## start Supplied data
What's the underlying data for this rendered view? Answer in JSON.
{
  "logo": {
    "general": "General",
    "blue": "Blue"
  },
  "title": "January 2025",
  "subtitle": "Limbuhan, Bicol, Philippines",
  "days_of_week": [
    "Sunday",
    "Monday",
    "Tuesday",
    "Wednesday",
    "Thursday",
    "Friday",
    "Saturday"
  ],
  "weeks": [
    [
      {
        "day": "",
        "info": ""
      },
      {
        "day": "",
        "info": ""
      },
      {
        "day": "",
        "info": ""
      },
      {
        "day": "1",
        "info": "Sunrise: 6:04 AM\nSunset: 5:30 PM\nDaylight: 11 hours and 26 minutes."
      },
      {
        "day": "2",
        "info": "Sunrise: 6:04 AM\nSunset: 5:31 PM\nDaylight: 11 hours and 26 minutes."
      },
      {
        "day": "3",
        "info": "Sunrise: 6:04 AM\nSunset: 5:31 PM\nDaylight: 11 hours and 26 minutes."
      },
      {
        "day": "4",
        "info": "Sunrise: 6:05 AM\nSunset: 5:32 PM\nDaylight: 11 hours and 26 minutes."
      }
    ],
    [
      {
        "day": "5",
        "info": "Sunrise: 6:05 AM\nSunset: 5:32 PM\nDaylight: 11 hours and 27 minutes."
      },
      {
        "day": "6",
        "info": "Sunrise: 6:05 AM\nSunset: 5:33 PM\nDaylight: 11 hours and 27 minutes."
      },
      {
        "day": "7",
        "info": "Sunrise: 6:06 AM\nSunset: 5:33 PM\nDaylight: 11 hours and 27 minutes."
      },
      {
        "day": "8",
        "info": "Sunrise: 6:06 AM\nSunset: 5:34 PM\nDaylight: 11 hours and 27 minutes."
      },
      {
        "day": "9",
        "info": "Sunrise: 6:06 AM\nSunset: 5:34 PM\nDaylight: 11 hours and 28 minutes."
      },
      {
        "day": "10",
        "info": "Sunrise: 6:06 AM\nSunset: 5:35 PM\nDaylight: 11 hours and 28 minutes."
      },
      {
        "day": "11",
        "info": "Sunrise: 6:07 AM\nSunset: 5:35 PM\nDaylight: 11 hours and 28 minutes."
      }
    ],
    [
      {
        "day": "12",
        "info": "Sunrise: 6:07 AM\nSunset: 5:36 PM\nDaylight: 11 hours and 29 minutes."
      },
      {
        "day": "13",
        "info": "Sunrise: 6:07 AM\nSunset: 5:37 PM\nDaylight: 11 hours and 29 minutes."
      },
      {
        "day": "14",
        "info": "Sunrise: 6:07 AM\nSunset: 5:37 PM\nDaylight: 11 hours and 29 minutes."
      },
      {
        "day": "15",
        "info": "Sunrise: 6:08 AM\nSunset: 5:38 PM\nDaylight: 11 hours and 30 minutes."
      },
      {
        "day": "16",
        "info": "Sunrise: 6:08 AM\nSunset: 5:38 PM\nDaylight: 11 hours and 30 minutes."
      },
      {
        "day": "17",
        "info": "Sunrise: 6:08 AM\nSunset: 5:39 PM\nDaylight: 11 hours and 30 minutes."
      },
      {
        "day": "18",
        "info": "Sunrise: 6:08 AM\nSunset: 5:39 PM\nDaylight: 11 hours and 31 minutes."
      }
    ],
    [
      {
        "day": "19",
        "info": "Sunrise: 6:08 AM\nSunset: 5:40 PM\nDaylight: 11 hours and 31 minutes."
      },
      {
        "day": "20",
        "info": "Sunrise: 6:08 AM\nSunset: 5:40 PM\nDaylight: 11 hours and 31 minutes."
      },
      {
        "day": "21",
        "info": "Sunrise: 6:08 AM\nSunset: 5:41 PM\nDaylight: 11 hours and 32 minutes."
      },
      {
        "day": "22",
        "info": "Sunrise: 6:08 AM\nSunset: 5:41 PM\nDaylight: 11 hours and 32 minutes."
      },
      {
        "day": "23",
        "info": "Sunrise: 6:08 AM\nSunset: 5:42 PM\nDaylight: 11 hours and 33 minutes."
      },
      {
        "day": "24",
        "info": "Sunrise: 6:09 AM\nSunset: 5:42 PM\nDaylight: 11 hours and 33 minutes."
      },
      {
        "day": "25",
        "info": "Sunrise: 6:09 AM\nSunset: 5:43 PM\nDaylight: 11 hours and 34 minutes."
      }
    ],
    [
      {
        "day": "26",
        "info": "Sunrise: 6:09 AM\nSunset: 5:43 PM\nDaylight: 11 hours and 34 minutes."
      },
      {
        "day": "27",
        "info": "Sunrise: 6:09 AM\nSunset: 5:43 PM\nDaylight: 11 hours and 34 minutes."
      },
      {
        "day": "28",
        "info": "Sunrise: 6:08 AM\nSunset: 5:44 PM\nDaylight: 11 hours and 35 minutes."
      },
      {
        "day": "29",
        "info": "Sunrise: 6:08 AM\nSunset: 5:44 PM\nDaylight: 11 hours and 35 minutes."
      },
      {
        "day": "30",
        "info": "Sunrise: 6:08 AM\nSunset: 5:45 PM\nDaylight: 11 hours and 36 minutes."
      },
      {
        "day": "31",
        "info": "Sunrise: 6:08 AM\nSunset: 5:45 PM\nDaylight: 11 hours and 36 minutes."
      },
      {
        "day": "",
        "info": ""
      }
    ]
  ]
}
## end Supplied data
> Challenge: Restate each record exactly as written.

> Answer:
What's the underlying data for this rendered view? Answer in JSON.
{
  "logo": {
    "general": "General",
    "blue": "Blue"
  },
  "title": "January 2025",
  "subtitle": "Limbuhan, Bicol, Philippines",
  "days_of_week": [
    "Sunday",
    "Monday",
    "Tuesday",
    "Wednesday",
    "Thursday",
    "Friday",
    "Saturday"
  ],
  "weeks": [
    [
      {
        "day": "",
        "info": ""
      },
      {
        "day": "",
        "info": ""
      },
      {
        "day": "",
        "info": ""
      },
      {
        "day": "1",
        "info": "Sunrise: 6:04 AM\nSunset: 5:30 PM\nDaylight: 11 hours and 26 minutes."
      },
      {
        "day": "2",
        "info": "Sunrise: 6:04 AM\nSunset: 5:31 PM\nDaylight: 11 hours and 26 minutes."
      },
      {
        "day": "3",
        "info": "Sunrise: 6:04 AM\nSunset: 5:31 PM\nDaylight: 11 hours and 26 minutes."
      },
      {
        "day": "4",
        "info": "Sunrise: 6:05 AM\nSunset: 5:32 PM\nDaylight: 11 hours and 26 minutes."
      }
    ],
    [
      {
        "day": "5",
        "info": "Sunrise: 6:05 AM\nSunset: 5:32 PM\nDaylight: 11 hours and 27 minutes."
      },
      {
        "day": "6",
        "info": "Sunrise: 6:05 AM\nSunset: 5:33 PM\nDaylight: 11 hours and 27 minutes."
      },
      {
        "day": "7",
        "info": "Sunrise: 6:06 AM\nSunset: 5:33 PM\nDaylight: 11 hours and 27 minutes."
      },
      {
        "day": "8",
        "info": "Sunrise: 6:06 AM\nSunset: 5:34 PM\nDaylight: 11 hours and 27 minutes."
      },
      {
        "day": "9",
        "info": "Sunrise: 6:06 AM\nSunset: 5:34 PM\nDaylight: 11 hours and 28 minutes."
      },
      {
        "day": "10",
        "info": "Sunrise: 6:06 AM\nSunset: 5:35 PM\nDaylight: 11 hours and 28 minutes."
      },
      {
        "day": "11",
        "info": "Sunrise: 6:07 AM\nSunset: 5:35 PM\nDaylight: 11 hours and 28 minutes."
      }
    ],
    [
      {
        "day": "12",
        "info": "Sunrise: 6:07 AM\nSunset: 5:36 PM\nDaylight: 11 hours and 29 minutes."
      },
      {
        "day": "13",
        "info": "Sunrise: 6:07 AM\nSunset: 5:37 PM\nDaylight: 11 hours and 29 minutes."
      },
      {
        "day": "14",
        "info": "Sunrise: 6:07 AM\nSunset: 5:37 PM\nDaylight: 11 hours and 29 minutes."
      },
      {
        "day": "15",
        "info": "Sunrise: 6:08 AM\nSunset: 5:38 PM\nDaylight: 11 hours and 30 minutes."
      },
      {
        "day": "16",
        "info": "Sunrise: 6:08 AM\nSunset: 5:38 PM\nDaylight: 11 hours and 30 minutes."
      },
      {
        "day": "17",
        "info": "Sunrise: 6:08 AM\nSunset: 5:39 PM\nDaylight: 11 hours and 30 minutes."
      },
      {
        "day": "18",
        "info": "Sunrise: 6:08 AM\nSunset: 5:39 PM\nDaylight: 11 hours and 31 minutes."
      }
    ],
    [
      {
        "day": "19",
        "info": "Sunrise: 6:08 AM\nSunset: 5:40 PM\nDaylight: 11 hours and 31 minutes."
      },
      {
        "day": "20",
        "info": "Sunrise: 6:08 AM\nSunset: 5:40 PM\nDaylight: 11 hours and 31 minutes."
      },
      {
        "day": "21",
        "info": "Sunrise: 6:08 AM\nSunset: 5:41 PM\nDaylight: 11 hours and 32 minutes."
      },
      {
        "day": "22",
        "info": "Sunrise: 6:08 AM\nSunset: 5:41 PM\nDaylight: 11 hours and 32 minutes."
      },
      {
        "day": "23",
        "info": "Sunrise: 6:08 AM\nSunset: 5:42 PM\nDaylight: 11 hours and 33 minutes."
      },
      {
        "day": "24",
        "info": "Sunrise: 6:09 AM\nSunset: 5:42 PM\nDaylight: 11 hours and 33 minutes."
      },
      {
        "day": "25",
        "info": "Sunrise: 6:09 AM\nSunset: 5:43 PM\nDaylight: 11 hours and 34 minutes."
      }
    ],
    [
      {
        "day": "26",
        "info": "Sunrise: 6:09 AM\nSunset: 5:43 PM\nDaylight: 11 hours and 34 minutes."
      },
      {
        "day": "27",
        "info": "Sunrise: 6:09 AM\nSunset: 5:43 PM\nDaylight: 11 hours and 34 minutes."
      },
      {
        "day": "28",
        "info": "Sunrise: 6:08 AM\nSunset: 5:44 PM\nDaylight: 11 hours and 35 minutes."
      },
      {
        "day": "29",
        "info": "Sunrise: 6:08 AM\nSunset: 5:44 PM\nDaylight: 11 hours and 35 minutes."
      },
      {
        "day": "30",
        "info": "Sunrise: 6:08 AM\nSunset: 5:45 PM\nDaylight: 11 hours and 36 minutes."
      },
      {
        "day": "31",
        "info": "Sunrise: 6:08 AM\nSunset: 5:45 PM\nDaylight: 11 hours and 36 minutes."
      },
      {
        "day": "",
        "info": ""
      }
    ]
  ]
}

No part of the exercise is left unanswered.